Written exercise →
Reproduce the lines of the records unchanged, from the line containing "list-item-label: UCPD1 (48, 405, 89, 419)" through the line containing "table-row[interactable]: Fifo Mode", including both of those lines.

Provided records →
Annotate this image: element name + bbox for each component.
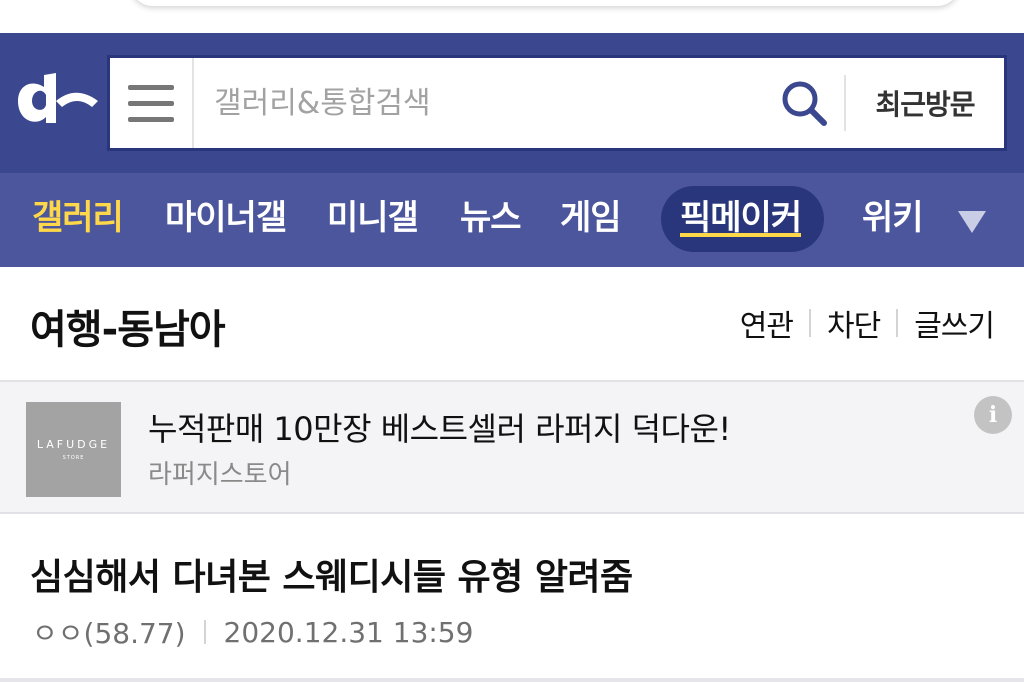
search-input[interactable] [194, 58, 764, 148]
nav-item-mini-gallery[interactable]: 미니갤 [327, 173, 419, 267]
top-status-area [0, 0, 1024, 33]
nav-item-pickmaker[interactable]: 픽메이커 [680, 173, 802, 267]
dc-logo-icon[interactable] [12, 71, 102, 131]
post-author: ㅇㅇ(58.77) [32, 617, 186, 650]
info-icon[interactable]: i [974, 396, 1012, 434]
block-button[interactable]: 차단 [827, 301, 881, 345]
action-divider [896, 309, 899, 337]
site-header: 최근방문 [0, 33, 1024, 173]
ad-thumbnail-brand: LAFUDGE [36, 438, 111, 451]
chevron-down-icon[interactable] [955, 206, 989, 236]
ad-source: 라퍼지스토어 [148, 460, 292, 490]
list-item[interactable]: 심심해서 다녀본 스웨디시들 유형 알려줌 ㅇㅇ(58.77) 2020.12.… [0, 514, 1024, 682]
search-icon[interactable] [764, 58, 844, 148]
search-bar: 최근방문 [107, 55, 1007, 151]
action-divider [808, 309, 811, 337]
meta-divider [203, 620, 206, 644]
post-title[interactable]: 심심해서 다녀본 스웨디시들 유형 알려줌 [30, 548, 633, 600]
related-button[interactable]: 연관 [740, 301, 794, 345]
nav-item-wiki[interactable]: 위키 [862, 173, 924, 267]
post-meta: ㅇㅇ(58.77) 2020.12.31 13:59 [32, 612, 473, 652]
browser-address-bar[interactable] [130, 0, 960, 6]
list-divider [0, 678, 1024, 682]
main-nav: 갤러리 마이너갤 미니갤 뉴스 게임 픽메이커 위키 [0, 173, 1024, 267]
nav-item-minor-gallery[interactable]: 마이너갤 [165, 173, 287, 267]
gallery-header: 여행-동남아 연관 차단 글쓰기 [0, 267, 1024, 380]
gallery-title[interactable]: 여행-동남아 [30, 297, 226, 355]
hamburger-menu-icon[interactable] [110, 58, 194, 148]
ad-title[interactable]: 누적판매 10만장 베스트셀러 라퍼지 덕다운! [148, 404, 731, 450]
write-button[interactable]: 글쓰기 [914, 301, 995, 345]
ad-banner[interactable]: LAFUDGE STORE 누적판매 10만장 베스트셀러 라퍼지 덕다운! 라… [0, 380, 1024, 514]
ad-thumbnail-sub: STORE [62, 455, 85, 461]
gallery-actions: 연관 차단 글쓰기 [740, 301, 995, 345]
ad-thumbnail[interactable]: LAFUDGE STORE [26, 402, 121, 497]
nav-item-pickmaker-label: 픽메이커 [680, 198, 802, 238]
nav-item-game[interactable]: 게임 [560, 173, 622, 267]
pickmaker-underline [680, 233, 802, 237]
recent-visits-button[interactable]: 최근방문 [846, 58, 1004, 148]
nav-item-news[interactable]: 뉴스 [460, 173, 522, 267]
nav-item-gallery[interactable]: 갤러리 [32, 173, 124, 267]
post-date: 2020.12.31 13:59 [223, 615, 474, 649]
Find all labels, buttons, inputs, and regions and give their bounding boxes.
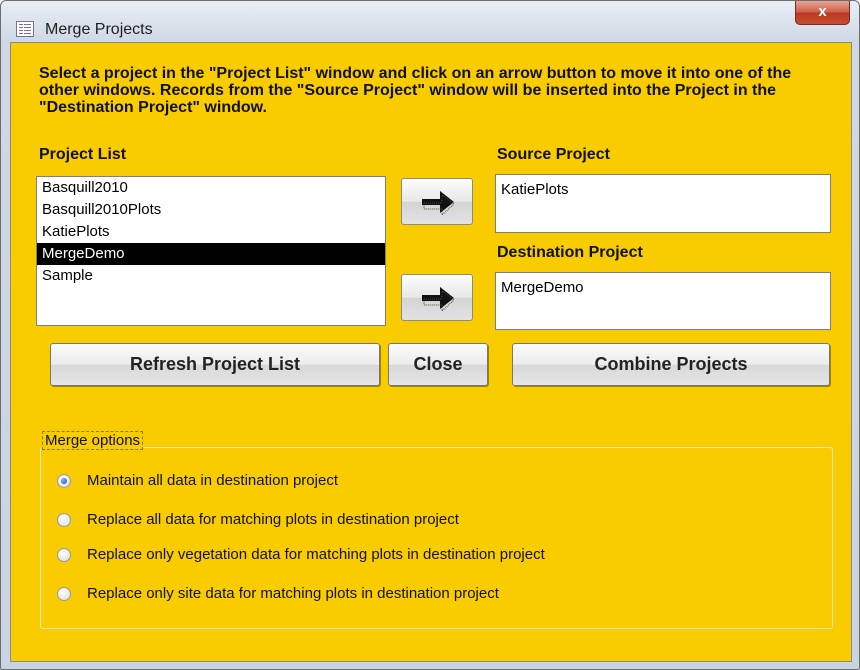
project-list[interactable]: Basquill2010 Basquill2010Plots KatiePlot… — [36, 176, 386, 326]
move-to-source-button[interactable] — [401, 178, 473, 225]
list-item-selected[interactable]: MergeDemo — [37, 243, 385, 265]
list-item[interactable]: Sample — [37, 265, 385, 287]
instructions-text: Select a project in the "Project List" w… — [39, 65, 792, 116]
destination-project-label: Destination Project — [497, 244, 643, 261]
option-label: Maintain all data in destination project — [87, 472, 338, 489]
close-button[interactable]: Close — [388, 343, 488, 386]
source-project-value: KatiePlots — [501, 181, 569, 198]
merge-options-label: Merge options — [42, 431, 144, 450]
combine-projects-button[interactable]: Combine Projects — [512, 343, 830, 386]
window-title: Merge Projects — [45, 21, 153, 38]
right-arrow-icon — [422, 191, 455, 215]
right-arrow-icon — [422, 287, 455, 311]
source-project-field[interactable]: KatiePlots — [495, 174, 831, 233]
radio-button[interactable] — [57, 587, 71, 601]
radio-button[interactable] — [57, 548, 71, 562]
destination-project-field[interactable]: MergeDemo — [495, 272, 831, 330]
list-item[interactable]: Basquill2010 — [37, 177, 385, 199]
destination-project-value: MergeDemo — [501, 279, 584, 296]
list-item[interactable]: KatiePlots — [37, 221, 385, 243]
source-project-label: Source Project — [497, 146, 610, 163]
form-body: Select a project in the "Project List" w… — [10, 42, 852, 662]
project-list-label: Project List — [39, 146, 127, 163]
title-bar[interactable]: Merge Projects x — [1, 1, 859, 41]
refresh-project-list-button[interactable]: Refresh Project List — [50, 343, 380, 386]
option-label: Replace all data for matching plots in d… — [87, 511, 459, 528]
list-item[interactable]: Basquill2010Plots — [37, 199, 385, 221]
radio-button-selected[interactable] — [57, 474, 71, 488]
option-label: Replace only site data for matching plot… — [87, 585, 499, 602]
option-label: Replace only vegetation data for matchin… — [87, 546, 545, 563]
move-to-destination-button[interactable] — [401, 274, 473, 321]
form-icon — [16, 21, 34, 37]
radio-button[interactable] — [57, 513, 71, 527]
close-window-button[interactable]: x — [795, 1, 850, 25]
merge-projects-window: Merge Projects x Select a project in the… — [0, 0, 860, 670]
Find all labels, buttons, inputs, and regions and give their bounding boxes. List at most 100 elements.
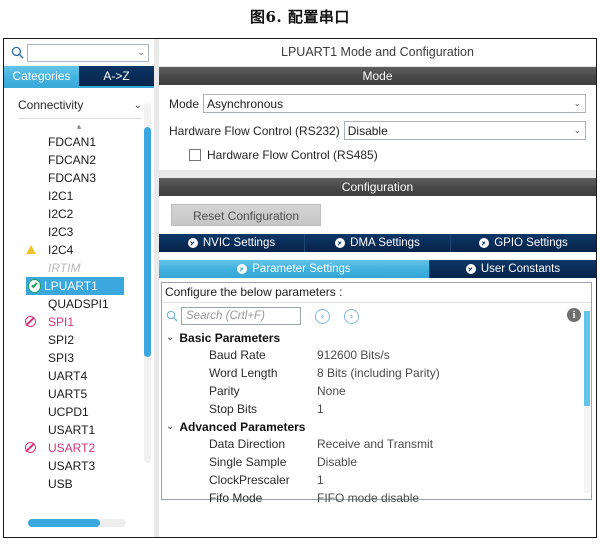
list-item-label: UCPD1 (48, 405, 89, 419)
scrollbar-thumb[interactable] (144, 127, 151, 357)
table-row[interactable]: Word Length 8 Bits (including Parity) (162, 364, 591, 382)
forbidden-icon (24, 315, 37, 328)
list-item-uart5[interactable]: UART5 (4, 385, 154, 403)
param-value[interactable]: 8 Bits (including Parity) (317, 366, 440, 380)
search-next-button[interactable]: › (344, 308, 359, 324)
chevron-down-icon[interactable]: ⌄ (573, 125, 581, 136)
list-item-spi3[interactable]: SPI3 (4, 349, 154, 367)
param-value[interactable]: Receive and Transmit (317, 437, 433, 451)
list-item-usart1[interactable]: USART1 (4, 421, 154, 439)
tab-label: GPIO Settings (494, 237, 568, 249)
list-item-label: SPI2 (48, 333, 75, 347)
list-item-label: FDCAN1 (48, 135, 97, 149)
table-row[interactable]: Single Sample Disable (162, 453, 591, 471)
table-row[interactable]: Fifo Mode FIFO mode disable (162, 489, 591, 507)
vertical-scrollbar-right[interactable] (584, 311, 590, 493)
hw-flow-rs232-row: Hardware Flow Control (RS232) Disable ⌄ (169, 121, 586, 140)
peripheral-search-input[interactable]: ⌄ (27, 43, 149, 62)
list-item-ucpd1[interactable]: UCPD1 (4, 403, 154, 421)
list-item-label: I2C2 (48, 207, 74, 221)
tab-label: DMA Settings (350, 237, 420, 249)
chevron-down-icon[interactable]: ⌄ (166, 332, 174, 343)
list-item-fdcan1[interactable]: FDCAN1 (4, 133, 154, 151)
chevron-down-icon[interactable]: ⌄ (573, 98, 581, 109)
list-item-label: USART1 (48, 423, 96, 437)
mode-section-body: Mode Asynchronous ⌄ Hardware Flow Contro… (159, 85, 596, 170)
param-name: ClockPrescaler (209, 473, 290, 487)
param-name: Word Length (209, 366, 278, 380)
parameter-search-input[interactable]: Search (Crtl+F) (181, 307, 301, 325)
peripheral-search-row: ⌄ (4, 39, 154, 66)
peripheral-items: FDCAN1 FDCAN2 FDCAN3 I2C1 I2C2 I2C3 I2C4… (4, 133, 154, 493)
list-item-lpuart1[interactable]: LPUART1 (26, 277, 124, 295)
param-value[interactable]: 1 (317, 402, 324, 416)
category-tab-bar: Categories A->Z (4, 66, 154, 86)
table-row[interactable]: Baud Rate 912600 Bits/s (162, 346, 591, 364)
mode-value: Asynchronous (207, 96, 284, 111)
list-item-i2c1[interactable]: I2C1 (4, 187, 154, 205)
table-row[interactable]: Stop Bits 1 (162, 400, 591, 418)
list-item-label: FDCAN2 (48, 153, 97, 167)
settings-tab-row-2: Parameter Settings User Constants (159, 260, 596, 278)
tab-gpio-settings[interactable]: GPIO Settings (451, 234, 596, 252)
group-basic-parameters[interactable]: ⌄ Basic Parameters (162, 329, 591, 346)
list-item-usart2[interactable]: USART2 (4, 439, 154, 457)
tab-dma-settings[interactable]: DMA Settings (305, 234, 451, 252)
mode-section-header: Mode (159, 67, 596, 85)
scroll-up-arrow-icon[interactable]: ▴ (4, 121, 154, 132)
table-row[interactable]: Parity None (162, 382, 591, 400)
tab-label: Parameter Settings (252, 263, 351, 275)
hw-flow-rs485-checkbox[interactable] (189, 149, 201, 161)
list-item-label: LPUART1 (44, 279, 98, 293)
scrollbar-thumb[interactable] (28, 519, 100, 527)
configuration-section-body: Reset Configuration NVIC Settings DMA Se… (159, 196, 596, 505)
list-item-i2c4[interactable]: I2C4 (4, 241, 154, 259)
hw-flow-rs232-select[interactable]: Disable ⌄ (343, 121, 586, 140)
hw-flow-rs485-row[interactable]: Hardware Flow Control (RS485) (189, 148, 586, 162)
info-icon[interactable]: i (567, 308, 581, 322)
cubemx-window: ⌄ Categories A->Z Connectivity ⌄ ▴ FDCAN… (3, 38, 597, 538)
list-item-uart4[interactable]: UART4 (4, 367, 154, 385)
list-item-i2c3[interactable]: I2C3 (4, 223, 154, 241)
param-value[interactable]: FIFO mode disable (317, 491, 419, 505)
list-item-spi1[interactable]: SPI1 (4, 313, 154, 331)
list-item-label: QUADSPI1 (48, 297, 109, 311)
tab-categories[interactable]: Categories (4, 66, 79, 86)
mode-select[interactable]: Asynchronous ⌄ (203, 94, 586, 113)
list-item-usb[interactable]: USB (4, 475, 154, 493)
tab-parameter-settings[interactable]: Parameter Settings (159, 260, 430, 278)
scrollbar-thumb[interactable] (584, 311, 590, 406)
vertical-scrollbar-left[interactable] (144, 103, 151, 463)
list-item-label: USART3 (48, 459, 96, 473)
param-value[interactable]: None (317, 384, 346, 398)
tab-a-to-z[interactable]: A->Z (79, 66, 154, 86)
chevron-down-icon[interactable]: ⌄ (137, 48, 145, 57)
chevron-down-icon[interactable]: ⌄ (134, 100, 142, 111)
group-advanced-parameters[interactable]: ⌄ Advanced Parameters (162, 418, 591, 435)
reset-configuration-button[interactable]: Reset Configuration (171, 204, 321, 226)
configure-hint: Configure the below parameters : (162, 283, 591, 303)
list-item-fdcan3[interactable]: FDCAN3 (4, 169, 154, 187)
list-item-label: IRTIM (48, 261, 81, 275)
param-value[interactable]: 1 (317, 473, 324, 487)
tab-nvic-settings[interactable]: NVIC Settings (159, 234, 305, 252)
param-value[interactable]: 912600 Bits/s (317, 348, 390, 362)
horizontal-scrollbar[interactable] (28, 519, 126, 527)
tab-user-constants[interactable]: User Constants (429, 260, 596, 278)
table-row[interactable]: ClockPrescaler 1 (162, 471, 591, 489)
list-item-quadspi1[interactable]: QUADSPI1 (4, 295, 154, 313)
search-prev-button[interactable]: ‹ (315, 308, 330, 324)
table-row[interactable]: Data Direction Receive and Transmit (162, 435, 591, 453)
list-item-irtim[interactable]: IRTIM (4, 259, 154, 277)
list-item-fdcan2[interactable]: FDCAN2 (4, 151, 154, 169)
param-value[interactable]: Disable (317, 455, 357, 469)
list-item-label: SPI1 (48, 315, 75, 329)
group-connectivity[interactable]: Connectivity ⌄ (18, 98, 142, 119)
figure-caption: 图6. 配置串口 (250, 8, 350, 26)
list-item-spi2[interactable]: SPI2 (4, 331, 154, 349)
list-item-usart3[interactable]: USART3 (4, 457, 154, 475)
chevron-down-icon[interactable]: ⌄ (166, 421, 174, 432)
list-item-label: I2C1 (48, 189, 74, 203)
list-item-i2c2[interactable]: I2C2 (4, 205, 154, 223)
forbidden-icon (24, 441, 37, 454)
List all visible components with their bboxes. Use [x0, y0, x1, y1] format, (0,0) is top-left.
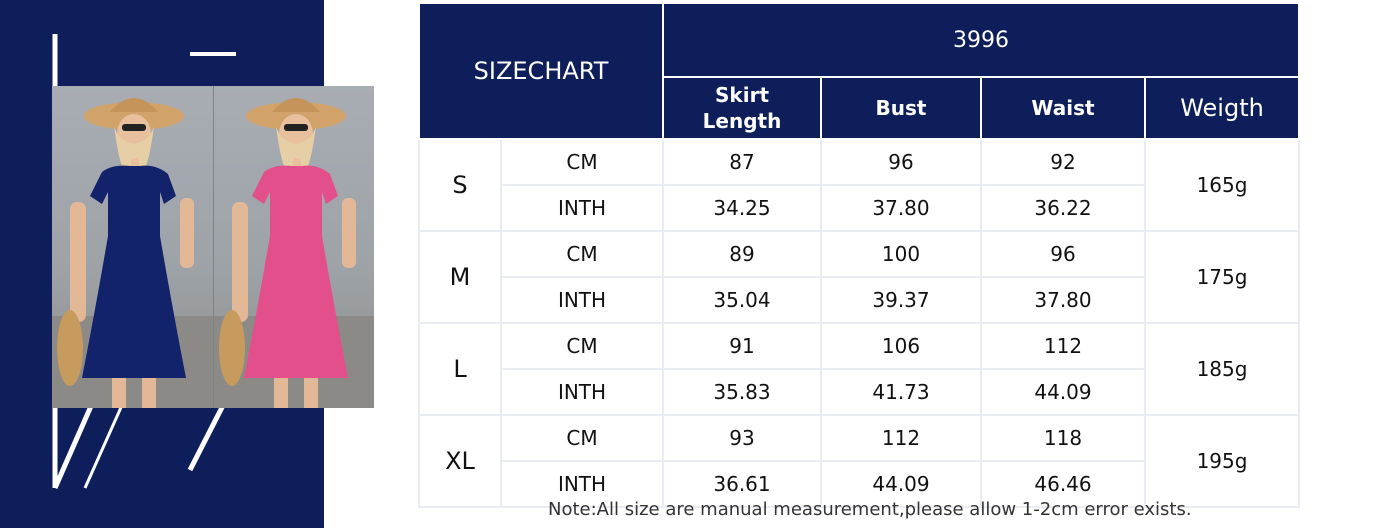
product-photos	[52, 86, 374, 408]
table-cell: 39.37	[820, 276, 983, 324]
unit-label: INTH	[499, 368, 665, 416]
table-cell: 44.09	[980, 368, 1147, 416]
table-row: XL CM 93 112 118 195g	[418, 414, 1301, 508]
model-number: 3996	[662, 2, 1301, 78]
table-cell: 106	[820, 322, 983, 370]
size-label: M	[418, 230, 502, 324]
table-cell: 41.73	[820, 368, 983, 416]
dress-pink	[243, 165, 348, 378]
table-cell: 89	[662, 230, 823, 278]
table-row: L CM 91 106 112 185g	[418, 322, 1301, 416]
table-row: M CM 89 100 96 175g	[418, 230, 1301, 324]
header-skirt-length-text: Skirt Length	[702, 83, 782, 133]
model-navy-illustration	[52, 98, 213, 408]
size-label: XL	[418, 414, 502, 508]
table-cell: 93	[662, 414, 823, 462]
table-cell: 87	[662, 138, 823, 186]
table-cell: 37.80	[980, 276, 1147, 324]
dress-navy	[82, 165, 186, 378]
unit-label: INTH	[499, 184, 665, 232]
table-cell: 34.25	[662, 184, 823, 232]
table-cell: 112	[980, 322, 1147, 370]
header-waist: Waist	[980, 76, 1147, 140]
table-cell: 35.04	[662, 276, 823, 324]
header-bust: Bust	[820, 76, 983, 140]
unit-label: INTH	[499, 276, 665, 324]
table-cell: 35.83	[662, 368, 823, 416]
weight-value: 195g	[1144, 414, 1301, 508]
table-row: S CM 87 96 92 165g	[418, 138, 1301, 232]
model-pink-illustration	[213, 98, 374, 408]
table-cell: 91	[662, 322, 823, 370]
unit-label: CM	[499, 138, 665, 186]
size-chart-table: SIZECHART 3996 Skirt Length Bust Waist W…	[417, 2, 1301, 508]
size-label: S	[418, 138, 502, 232]
table-cell: 92	[980, 138, 1147, 186]
table-cell: 96	[820, 138, 983, 186]
weight-value: 185g	[1144, 322, 1301, 416]
model-photo-navy-dress	[52, 86, 213, 408]
table-cell: 112	[820, 414, 983, 462]
table-cell: 37.80	[820, 184, 983, 232]
size-chart-title: SIZECHART	[417, 2, 665, 140]
unit-label: CM	[499, 322, 665, 370]
table-cell: 100	[820, 230, 983, 278]
table-cell: 96	[980, 230, 1147, 278]
measurement-note: Note:All size are manual measurement,ple…	[548, 499, 1192, 520]
weight-value: 165g	[1144, 138, 1301, 232]
table-cell: 36.22	[980, 184, 1147, 232]
header-weight: Weigth	[1144, 76, 1301, 140]
unit-label: CM	[499, 414, 665, 462]
unit-label: CM	[499, 230, 665, 278]
weight-value: 175g	[1144, 230, 1301, 324]
model-photo-pink-dress	[212, 86, 374, 408]
table-cell: 118	[980, 414, 1147, 462]
header-skirt-length: Skirt Length	[662, 76, 823, 140]
size-label: L	[418, 322, 502, 416]
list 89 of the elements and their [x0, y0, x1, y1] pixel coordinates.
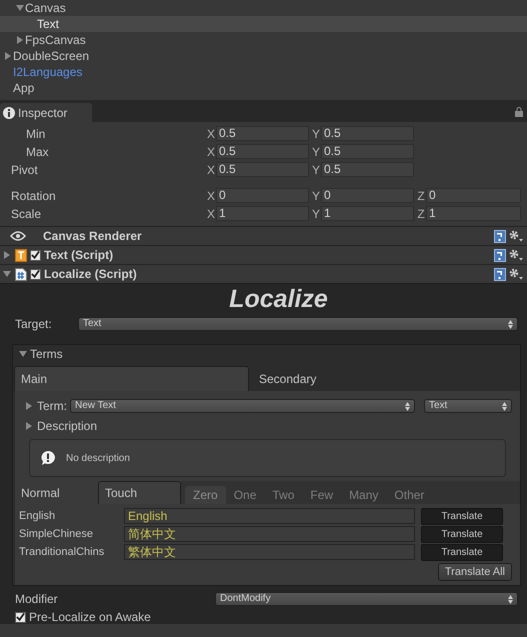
axis-label: X	[206, 162, 216, 178]
foldout-label[interactable]: Description	[37, 417, 98, 435]
term-dropdown[interactable]: New Text	[70, 399, 415, 413]
stepper-arrows-icon	[508, 594, 513, 604]
number-field[interactable]: 0	[216, 188, 309, 203]
number-field[interactable]: 1	[216, 206, 309, 221]
number-field[interactable]: 0.5	[216, 162, 309, 177]
axis-label: Y	[311, 188, 321, 204]
field-label: Max	[25, 144, 50, 160]
axis-label: X	[206, 188, 216, 204]
translation-field[interactable]: 简体中文	[124, 526, 415, 542]
foldout-arrow-icon[interactable]	[4, 52, 10, 60]
checkbox[interactable]	[15, 612, 26, 622]
text-letter-icon	[15, 248, 27, 262]
language-name: English	[19, 508, 56, 524]
number-field[interactable]: 0.5	[321, 162, 414, 177]
stepper-arrows-icon	[405, 402, 410, 410]
checkbox[interactable]	[30, 268, 41, 280]
eye-icon	[10, 231, 26, 241]
number-field[interactable]: 0	[321, 188, 414, 203]
number-field[interactable]: 0	[426, 188, 521, 203]
term-type-dropdown[interactable]: Text	[424, 399, 512, 413]
axis-label: X	[206, 144, 216, 160]
axis-label: Y	[311, 162, 321, 178]
language-name: TranditionalChins	[19, 544, 106, 560]
hierarchy-item[interactable]: DoubleScreen	[13, 47, 90, 65]
settings-icon[interactable]	[509, 230, 523, 242]
tab[interactable]: Secondary	[249, 366, 449, 391]
translate-button[interactable]: Translate	[421, 526, 503, 542]
checkbox[interactable]	[30, 250, 41, 260]
axis-label: Z	[416, 188, 426, 204]
number-field[interactable]: 0.5	[216, 126, 309, 141]
number-field[interactable]: 1	[321, 206, 414, 221]
number-field[interactable]: 1	[426, 206, 521, 221]
axis-label: X	[206, 126, 216, 142]
script-file-icon	[15, 268, 27, 280]
foldout-arrow-icon[interactable]	[26, 402, 32, 410]
exclamation-speech-bubble-icon	[40, 450, 56, 466]
lock-icon[interactable]	[515, 107, 523, 118]
field-label: Target:	[15, 316, 53, 333]
axis-label: Y	[311, 206, 321, 222]
hierarchy-item[interactable]: FpsCanvas	[25, 31, 86, 49]
info-icon	[3, 106, 15, 118]
tab[interactable]: Normal	[15, 481, 98, 504]
field-label: Pivot	[10, 162, 39, 178]
foldout-label[interactable]: Terms	[30, 345, 63, 363]
settings-icon[interactable]	[509, 268, 523, 280]
translate-all-button[interactable]: Translate All	[438, 563, 512, 581]
field-label: Scale	[10, 206, 42, 222]
help-book-icon[interactable]	[494, 230, 506, 242]
inspector-tab[interactable]: Inspector	[0, 103, 92, 122]
number-field[interactable]: 0.5	[216, 144, 309, 159]
help-message: No description	[66, 452, 130, 466]
hierarchy-item[interactable]: App	[13, 79, 34, 97]
component-title: Localize (Script)	[44, 266, 137, 283]
field-label: Rotation	[10, 188, 57, 204]
stepper-arrows-icon	[502, 402, 507, 410]
component-title: Canvas Renderer	[43, 228, 142, 245]
foldout-arrow-icon[interactable]	[26, 422, 32, 430]
target-dropdown[interactable]: Text	[78, 317, 518, 331]
tab[interactable]: Touch	[98, 481, 181, 504]
translate-button[interactable]: Translate	[421, 544, 503, 560]
modifier-dropdown[interactable]: DontModify	[215, 592, 518, 606]
field-label: Term:	[37, 398, 67, 415]
help-book-icon[interactable]	[494, 268, 506, 280]
field-label: Modifier	[15, 591, 59, 608]
translation-field[interactable]: English	[124, 508, 415, 524]
stepper-arrows-icon	[508, 320, 513, 328]
foldout-arrow-icon[interactable]	[16, 36, 22, 44]
foldout-arrow-icon[interactable]	[18, 351, 26, 357]
number-field[interactable]: 0.5	[321, 144, 414, 159]
axis-label: Y	[311, 144, 321, 160]
language-name: SimpleChinese	[19, 526, 94, 542]
component-title: Text (Script)	[44, 247, 114, 264]
hierarchy-item[interactable]: I2Languages	[13, 63, 82, 81]
axis-label: Z	[416, 206, 426, 222]
number-field[interactable]: 0.5	[321, 126, 414, 141]
translation-field[interactable]: 繁体中文	[124, 544, 415, 560]
inspector-heading: Localize	[228, 284, 329, 314]
tab[interactable]: Main	[14, 366, 249, 391]
hierarchy-item[interactable]: Text	[37, 15, 60, 33]
axis-label: Y	[311, 126, 321, 142]
checkbox-label: Pre-Localize on Awake	[29, 609, 151, 626]
help-book-icon[interactable]	[494, 248, 506, 262]
field-label: Min	[25, 126, 46, 142]
hierarchy-item[interactable]: Canvas	[25, 0, 66, 17]
settings-icon[interactable]	[509, 249, 523, 261]
translate-button[interactable]: Translate	[421, 508, 503, 524]
axis-label: X	[206, 206, 216, 222]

Exercise output →
list-item-label: UCPD1 (48, 405, 89, 419)
scrollbar-thumb[interactable] (144, 127, 151, 357)
table-row[interactable]: Word Length 8 Bits (including Parity) (162, 364, 591, 382)
forbidden-icon (24, 315, 37, 328)
list-item-uart5[interactable]: UART5 (4, 385, 154, 403)
param-value[interactable]: 8 Bits (including Parity) (317, 366, 440, 380)
search-next-button[interactable]: › (344, 308, 359, 324)
chevron-down-icon[interactable]: ⌄ (573, 125, 581, 136)
list-item-spi3[interactable]: SPI3 (4, 349, 154, 367)
param-value[interactable]: Receive and Transmit (317, 437, 433, 451)
list-item-usart1[interactable]: USART1 (4, 421, 154, 439)
tab-label: GPIO Settings (494, 237, 568, 249)
list-item-label: SPI2 (48, 333, 75, 347)
list-item-label: FDCAN1 (48, 135, 97, 149)
table-row[interactable]: Single Sample Disable (162, 453, 591, 471)
table-row[interactable]: Fifo Mode FIFO mode disable (162, 489, 591, 507)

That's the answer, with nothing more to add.